Problem details
Using "Clinical" as the search string, find the matching lines below and copy them.

··· Supplied information ···

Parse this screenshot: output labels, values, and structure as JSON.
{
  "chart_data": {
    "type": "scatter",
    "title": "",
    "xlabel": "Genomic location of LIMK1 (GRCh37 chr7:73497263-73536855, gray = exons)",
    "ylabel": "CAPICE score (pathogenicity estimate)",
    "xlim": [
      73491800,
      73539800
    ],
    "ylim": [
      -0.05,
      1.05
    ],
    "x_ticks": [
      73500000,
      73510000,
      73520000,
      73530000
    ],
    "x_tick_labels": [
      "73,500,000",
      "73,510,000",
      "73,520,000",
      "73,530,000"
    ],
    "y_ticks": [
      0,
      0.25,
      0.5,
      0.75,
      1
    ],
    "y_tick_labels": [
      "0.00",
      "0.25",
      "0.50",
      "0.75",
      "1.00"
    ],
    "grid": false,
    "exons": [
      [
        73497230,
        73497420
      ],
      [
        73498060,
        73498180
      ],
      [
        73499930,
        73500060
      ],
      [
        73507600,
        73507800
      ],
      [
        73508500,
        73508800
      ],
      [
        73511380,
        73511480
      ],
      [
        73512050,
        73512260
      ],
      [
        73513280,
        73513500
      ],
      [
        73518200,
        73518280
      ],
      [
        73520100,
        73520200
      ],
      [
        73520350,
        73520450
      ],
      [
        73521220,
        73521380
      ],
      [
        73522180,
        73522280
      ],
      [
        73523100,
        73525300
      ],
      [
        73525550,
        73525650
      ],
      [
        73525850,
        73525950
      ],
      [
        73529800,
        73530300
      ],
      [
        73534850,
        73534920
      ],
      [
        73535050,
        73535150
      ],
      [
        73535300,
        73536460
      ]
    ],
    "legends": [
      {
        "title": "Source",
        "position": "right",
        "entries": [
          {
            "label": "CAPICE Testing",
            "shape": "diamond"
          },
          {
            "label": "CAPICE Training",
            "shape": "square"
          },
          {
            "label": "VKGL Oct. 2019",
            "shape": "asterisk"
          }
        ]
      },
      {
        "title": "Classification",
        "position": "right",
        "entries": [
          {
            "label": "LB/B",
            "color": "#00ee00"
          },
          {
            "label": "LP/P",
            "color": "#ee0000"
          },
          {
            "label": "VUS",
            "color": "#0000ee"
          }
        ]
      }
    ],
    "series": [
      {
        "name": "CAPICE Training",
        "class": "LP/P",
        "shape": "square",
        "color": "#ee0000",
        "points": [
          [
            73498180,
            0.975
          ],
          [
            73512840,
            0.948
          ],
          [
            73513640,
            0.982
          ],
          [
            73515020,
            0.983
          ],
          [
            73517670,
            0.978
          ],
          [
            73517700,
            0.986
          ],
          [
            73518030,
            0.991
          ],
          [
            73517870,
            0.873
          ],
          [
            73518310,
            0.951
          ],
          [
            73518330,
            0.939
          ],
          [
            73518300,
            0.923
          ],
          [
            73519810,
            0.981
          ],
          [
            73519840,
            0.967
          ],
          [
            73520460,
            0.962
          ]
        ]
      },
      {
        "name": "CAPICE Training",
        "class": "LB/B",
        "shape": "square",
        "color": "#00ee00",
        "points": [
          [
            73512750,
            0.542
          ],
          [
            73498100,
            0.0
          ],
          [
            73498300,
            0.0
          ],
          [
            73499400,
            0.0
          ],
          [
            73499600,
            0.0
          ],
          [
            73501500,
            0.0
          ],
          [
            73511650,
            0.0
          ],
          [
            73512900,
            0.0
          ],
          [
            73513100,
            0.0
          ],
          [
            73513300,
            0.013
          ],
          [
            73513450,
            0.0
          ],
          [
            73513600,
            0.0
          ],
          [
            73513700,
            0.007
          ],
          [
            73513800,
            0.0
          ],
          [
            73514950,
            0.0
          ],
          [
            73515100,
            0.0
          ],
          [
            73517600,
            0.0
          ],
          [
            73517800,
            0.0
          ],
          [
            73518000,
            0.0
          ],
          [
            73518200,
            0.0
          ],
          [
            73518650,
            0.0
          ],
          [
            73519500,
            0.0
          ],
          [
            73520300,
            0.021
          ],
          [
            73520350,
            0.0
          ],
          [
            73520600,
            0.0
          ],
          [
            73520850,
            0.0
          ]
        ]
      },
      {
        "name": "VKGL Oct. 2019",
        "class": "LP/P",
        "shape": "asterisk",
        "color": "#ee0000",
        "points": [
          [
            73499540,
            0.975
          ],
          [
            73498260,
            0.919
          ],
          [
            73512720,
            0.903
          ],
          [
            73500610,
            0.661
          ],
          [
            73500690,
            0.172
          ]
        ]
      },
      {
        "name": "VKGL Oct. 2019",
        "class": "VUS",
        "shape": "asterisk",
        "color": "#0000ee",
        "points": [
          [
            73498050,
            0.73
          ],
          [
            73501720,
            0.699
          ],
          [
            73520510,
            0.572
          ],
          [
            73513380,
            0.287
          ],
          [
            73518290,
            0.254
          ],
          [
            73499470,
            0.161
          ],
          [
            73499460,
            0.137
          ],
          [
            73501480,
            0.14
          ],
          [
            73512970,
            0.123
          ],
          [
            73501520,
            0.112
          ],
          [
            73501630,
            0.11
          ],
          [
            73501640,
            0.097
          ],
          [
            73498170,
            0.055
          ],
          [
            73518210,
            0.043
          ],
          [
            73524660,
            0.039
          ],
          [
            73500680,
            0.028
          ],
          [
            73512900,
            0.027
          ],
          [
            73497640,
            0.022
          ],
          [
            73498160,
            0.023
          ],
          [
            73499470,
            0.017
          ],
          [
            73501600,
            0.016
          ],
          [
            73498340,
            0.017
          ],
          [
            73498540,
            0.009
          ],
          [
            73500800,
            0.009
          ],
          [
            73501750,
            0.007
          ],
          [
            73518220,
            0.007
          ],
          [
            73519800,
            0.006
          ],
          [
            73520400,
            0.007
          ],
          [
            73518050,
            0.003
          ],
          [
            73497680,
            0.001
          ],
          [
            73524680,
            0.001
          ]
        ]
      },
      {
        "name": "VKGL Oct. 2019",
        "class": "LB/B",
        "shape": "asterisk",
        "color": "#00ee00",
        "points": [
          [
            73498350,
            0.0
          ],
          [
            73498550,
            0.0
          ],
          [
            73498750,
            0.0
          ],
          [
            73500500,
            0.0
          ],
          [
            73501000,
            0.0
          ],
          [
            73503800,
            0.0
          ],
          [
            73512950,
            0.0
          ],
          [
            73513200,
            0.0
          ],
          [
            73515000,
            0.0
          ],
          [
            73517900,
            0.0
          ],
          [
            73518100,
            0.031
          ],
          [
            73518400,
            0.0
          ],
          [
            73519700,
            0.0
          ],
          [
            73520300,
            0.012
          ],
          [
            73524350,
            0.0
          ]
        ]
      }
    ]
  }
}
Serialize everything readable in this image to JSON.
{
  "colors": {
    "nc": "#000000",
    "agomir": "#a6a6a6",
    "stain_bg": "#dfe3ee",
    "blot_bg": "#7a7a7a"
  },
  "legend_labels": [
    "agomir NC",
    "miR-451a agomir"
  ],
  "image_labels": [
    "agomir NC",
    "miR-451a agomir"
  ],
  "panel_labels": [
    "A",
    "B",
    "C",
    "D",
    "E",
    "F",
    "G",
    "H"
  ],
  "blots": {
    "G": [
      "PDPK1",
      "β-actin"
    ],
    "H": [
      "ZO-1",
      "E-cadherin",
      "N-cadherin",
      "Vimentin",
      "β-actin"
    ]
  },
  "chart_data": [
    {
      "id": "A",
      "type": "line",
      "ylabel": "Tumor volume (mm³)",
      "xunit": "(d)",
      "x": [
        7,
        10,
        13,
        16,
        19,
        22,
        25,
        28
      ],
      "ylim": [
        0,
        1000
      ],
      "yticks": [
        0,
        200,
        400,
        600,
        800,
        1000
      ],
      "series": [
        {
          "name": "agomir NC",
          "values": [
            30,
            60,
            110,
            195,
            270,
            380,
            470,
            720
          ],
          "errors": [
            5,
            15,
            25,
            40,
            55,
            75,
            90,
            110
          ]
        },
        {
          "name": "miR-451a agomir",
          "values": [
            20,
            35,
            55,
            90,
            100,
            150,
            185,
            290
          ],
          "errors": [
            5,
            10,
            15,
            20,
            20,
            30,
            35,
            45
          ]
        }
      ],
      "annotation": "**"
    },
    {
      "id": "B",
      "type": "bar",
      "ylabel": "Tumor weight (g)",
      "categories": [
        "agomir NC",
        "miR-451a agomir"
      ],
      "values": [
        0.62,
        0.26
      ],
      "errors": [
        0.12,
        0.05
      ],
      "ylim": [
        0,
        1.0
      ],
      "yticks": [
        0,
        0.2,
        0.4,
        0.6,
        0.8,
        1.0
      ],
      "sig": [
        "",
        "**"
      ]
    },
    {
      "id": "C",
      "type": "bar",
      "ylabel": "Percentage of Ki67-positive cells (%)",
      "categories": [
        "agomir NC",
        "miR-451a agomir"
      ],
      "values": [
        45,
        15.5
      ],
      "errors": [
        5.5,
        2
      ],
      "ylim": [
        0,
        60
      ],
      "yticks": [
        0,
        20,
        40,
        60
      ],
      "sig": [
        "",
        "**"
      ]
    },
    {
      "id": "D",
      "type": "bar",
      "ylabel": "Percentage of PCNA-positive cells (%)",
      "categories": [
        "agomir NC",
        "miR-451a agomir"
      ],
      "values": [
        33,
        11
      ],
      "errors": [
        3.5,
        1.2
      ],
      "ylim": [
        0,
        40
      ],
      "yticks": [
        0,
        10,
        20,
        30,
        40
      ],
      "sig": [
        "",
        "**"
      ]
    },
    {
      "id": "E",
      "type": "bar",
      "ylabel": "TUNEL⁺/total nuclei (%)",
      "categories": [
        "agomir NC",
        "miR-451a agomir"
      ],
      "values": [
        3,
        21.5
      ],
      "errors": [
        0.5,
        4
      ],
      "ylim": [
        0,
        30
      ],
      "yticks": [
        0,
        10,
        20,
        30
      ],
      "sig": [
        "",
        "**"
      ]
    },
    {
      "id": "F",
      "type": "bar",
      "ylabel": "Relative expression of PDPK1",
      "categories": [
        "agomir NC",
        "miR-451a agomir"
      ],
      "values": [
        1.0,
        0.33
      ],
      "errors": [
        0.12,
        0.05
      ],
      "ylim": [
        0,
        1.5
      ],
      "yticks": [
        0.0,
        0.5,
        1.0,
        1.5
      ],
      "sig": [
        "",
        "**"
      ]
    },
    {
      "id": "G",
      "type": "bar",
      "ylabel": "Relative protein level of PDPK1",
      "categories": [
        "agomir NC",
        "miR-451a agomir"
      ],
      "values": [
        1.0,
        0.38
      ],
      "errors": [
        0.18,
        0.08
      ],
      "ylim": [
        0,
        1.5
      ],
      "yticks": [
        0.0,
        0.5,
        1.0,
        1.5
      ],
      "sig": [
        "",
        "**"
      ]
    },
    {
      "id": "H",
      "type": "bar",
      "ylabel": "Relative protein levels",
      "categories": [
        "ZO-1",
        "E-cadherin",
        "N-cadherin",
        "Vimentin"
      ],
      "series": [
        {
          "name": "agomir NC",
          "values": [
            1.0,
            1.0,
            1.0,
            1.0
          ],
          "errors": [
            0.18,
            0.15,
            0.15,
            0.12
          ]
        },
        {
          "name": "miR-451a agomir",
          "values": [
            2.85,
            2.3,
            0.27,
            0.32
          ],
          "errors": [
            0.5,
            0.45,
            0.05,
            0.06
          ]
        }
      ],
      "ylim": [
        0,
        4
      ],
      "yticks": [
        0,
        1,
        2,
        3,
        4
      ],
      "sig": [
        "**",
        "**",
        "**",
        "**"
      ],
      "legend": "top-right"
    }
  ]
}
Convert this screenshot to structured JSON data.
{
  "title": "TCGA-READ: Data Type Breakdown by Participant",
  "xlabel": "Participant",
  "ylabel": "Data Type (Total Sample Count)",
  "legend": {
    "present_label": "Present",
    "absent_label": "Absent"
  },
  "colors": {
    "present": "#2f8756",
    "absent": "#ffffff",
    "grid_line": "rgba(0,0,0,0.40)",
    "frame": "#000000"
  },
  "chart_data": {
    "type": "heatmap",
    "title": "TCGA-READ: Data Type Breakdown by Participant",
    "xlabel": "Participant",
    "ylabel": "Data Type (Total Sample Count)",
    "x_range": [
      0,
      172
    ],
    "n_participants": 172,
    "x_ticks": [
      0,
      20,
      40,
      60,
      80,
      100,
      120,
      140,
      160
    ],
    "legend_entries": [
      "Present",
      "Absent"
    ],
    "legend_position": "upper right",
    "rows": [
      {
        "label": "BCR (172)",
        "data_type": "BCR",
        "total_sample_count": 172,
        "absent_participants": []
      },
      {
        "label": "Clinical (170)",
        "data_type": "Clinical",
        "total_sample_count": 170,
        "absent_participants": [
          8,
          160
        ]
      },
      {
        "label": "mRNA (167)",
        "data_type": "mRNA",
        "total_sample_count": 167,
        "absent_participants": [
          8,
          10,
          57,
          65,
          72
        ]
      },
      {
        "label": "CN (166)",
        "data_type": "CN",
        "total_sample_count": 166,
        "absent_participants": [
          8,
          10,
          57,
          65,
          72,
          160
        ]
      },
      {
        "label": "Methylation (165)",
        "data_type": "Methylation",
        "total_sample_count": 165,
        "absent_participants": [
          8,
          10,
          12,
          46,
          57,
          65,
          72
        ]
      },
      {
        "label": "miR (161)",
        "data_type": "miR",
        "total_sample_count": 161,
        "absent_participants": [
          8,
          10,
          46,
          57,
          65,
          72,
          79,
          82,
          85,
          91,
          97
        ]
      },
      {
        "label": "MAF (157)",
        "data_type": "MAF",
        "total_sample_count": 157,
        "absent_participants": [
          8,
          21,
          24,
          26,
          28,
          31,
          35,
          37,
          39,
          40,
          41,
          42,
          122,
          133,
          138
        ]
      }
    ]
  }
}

···

Result of this exercise
        "label": "Clinical (170)",
        "data_type": "Clinical",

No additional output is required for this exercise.